___ RECORDS SUPPLIED ___

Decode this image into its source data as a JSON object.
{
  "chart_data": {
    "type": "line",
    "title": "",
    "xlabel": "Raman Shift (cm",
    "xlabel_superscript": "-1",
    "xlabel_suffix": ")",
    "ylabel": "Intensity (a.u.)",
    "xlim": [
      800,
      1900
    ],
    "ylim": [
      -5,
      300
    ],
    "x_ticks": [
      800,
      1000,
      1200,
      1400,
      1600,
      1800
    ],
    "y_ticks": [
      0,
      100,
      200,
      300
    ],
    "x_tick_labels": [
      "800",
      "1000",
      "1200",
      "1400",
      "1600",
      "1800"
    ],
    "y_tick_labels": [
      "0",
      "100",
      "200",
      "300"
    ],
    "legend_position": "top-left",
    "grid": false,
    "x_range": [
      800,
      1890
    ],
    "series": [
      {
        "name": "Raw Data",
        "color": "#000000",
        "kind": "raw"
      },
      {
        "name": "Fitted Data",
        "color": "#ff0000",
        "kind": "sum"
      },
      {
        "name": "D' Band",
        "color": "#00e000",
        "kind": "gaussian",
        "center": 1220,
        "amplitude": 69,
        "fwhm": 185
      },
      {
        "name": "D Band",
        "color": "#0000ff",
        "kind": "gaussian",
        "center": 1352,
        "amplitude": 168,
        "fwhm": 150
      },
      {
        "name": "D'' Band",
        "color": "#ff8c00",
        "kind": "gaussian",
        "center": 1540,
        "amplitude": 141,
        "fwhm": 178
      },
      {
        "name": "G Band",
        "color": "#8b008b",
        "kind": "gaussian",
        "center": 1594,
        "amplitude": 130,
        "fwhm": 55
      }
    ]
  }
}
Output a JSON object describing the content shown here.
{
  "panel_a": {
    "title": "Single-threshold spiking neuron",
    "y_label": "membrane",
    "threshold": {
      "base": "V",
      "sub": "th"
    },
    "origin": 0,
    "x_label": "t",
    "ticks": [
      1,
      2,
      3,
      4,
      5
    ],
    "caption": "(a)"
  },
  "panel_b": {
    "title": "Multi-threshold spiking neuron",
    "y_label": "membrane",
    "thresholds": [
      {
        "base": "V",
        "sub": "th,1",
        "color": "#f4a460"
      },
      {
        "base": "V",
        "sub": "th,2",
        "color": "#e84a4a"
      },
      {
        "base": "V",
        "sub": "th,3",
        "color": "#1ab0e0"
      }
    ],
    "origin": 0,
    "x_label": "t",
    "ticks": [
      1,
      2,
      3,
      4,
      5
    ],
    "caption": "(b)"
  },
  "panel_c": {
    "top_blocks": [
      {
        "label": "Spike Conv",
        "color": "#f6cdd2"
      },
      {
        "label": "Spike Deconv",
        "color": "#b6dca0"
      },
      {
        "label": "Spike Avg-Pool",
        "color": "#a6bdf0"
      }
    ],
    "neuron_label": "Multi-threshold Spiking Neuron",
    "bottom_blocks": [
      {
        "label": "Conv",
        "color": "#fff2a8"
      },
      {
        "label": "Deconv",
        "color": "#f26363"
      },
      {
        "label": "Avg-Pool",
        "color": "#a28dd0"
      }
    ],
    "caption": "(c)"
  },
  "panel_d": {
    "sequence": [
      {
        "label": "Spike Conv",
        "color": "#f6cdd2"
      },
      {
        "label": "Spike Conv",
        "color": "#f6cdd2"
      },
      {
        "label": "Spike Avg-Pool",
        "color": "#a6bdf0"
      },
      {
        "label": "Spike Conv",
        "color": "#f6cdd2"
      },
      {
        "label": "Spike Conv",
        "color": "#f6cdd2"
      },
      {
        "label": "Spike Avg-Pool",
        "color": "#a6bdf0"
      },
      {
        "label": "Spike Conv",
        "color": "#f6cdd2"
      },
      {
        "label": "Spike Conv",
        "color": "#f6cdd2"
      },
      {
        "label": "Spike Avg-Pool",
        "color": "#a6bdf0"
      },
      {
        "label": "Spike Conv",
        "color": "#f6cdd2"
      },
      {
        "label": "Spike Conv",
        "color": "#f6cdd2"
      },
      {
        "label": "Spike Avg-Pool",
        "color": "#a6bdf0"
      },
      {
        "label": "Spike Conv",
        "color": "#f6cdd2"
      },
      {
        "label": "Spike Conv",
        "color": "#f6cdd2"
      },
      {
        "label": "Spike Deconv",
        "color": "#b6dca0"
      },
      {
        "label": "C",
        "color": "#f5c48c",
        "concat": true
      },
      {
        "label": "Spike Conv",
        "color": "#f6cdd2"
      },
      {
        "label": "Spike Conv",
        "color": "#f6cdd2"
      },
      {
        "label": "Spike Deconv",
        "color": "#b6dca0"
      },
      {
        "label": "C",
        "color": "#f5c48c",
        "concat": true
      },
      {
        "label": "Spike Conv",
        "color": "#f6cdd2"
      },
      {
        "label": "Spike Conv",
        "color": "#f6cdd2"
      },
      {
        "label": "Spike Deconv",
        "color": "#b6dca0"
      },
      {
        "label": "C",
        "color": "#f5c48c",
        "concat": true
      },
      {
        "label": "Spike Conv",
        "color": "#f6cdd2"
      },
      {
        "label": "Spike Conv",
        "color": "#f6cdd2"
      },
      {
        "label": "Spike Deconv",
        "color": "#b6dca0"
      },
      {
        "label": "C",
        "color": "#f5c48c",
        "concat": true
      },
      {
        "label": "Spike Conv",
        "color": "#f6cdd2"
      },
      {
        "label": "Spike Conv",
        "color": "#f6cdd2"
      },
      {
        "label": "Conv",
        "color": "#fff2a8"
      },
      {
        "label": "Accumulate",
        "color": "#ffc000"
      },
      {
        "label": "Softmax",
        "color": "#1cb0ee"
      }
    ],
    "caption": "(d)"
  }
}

___

§ **YOUR TASK**: Find each line that has the word "caption", then copy it out.

§ **THE RESULT**:
    "caption": "(a)"
    "caption": "(b)"
    "caption": "(c)"
    "caption": "(d)"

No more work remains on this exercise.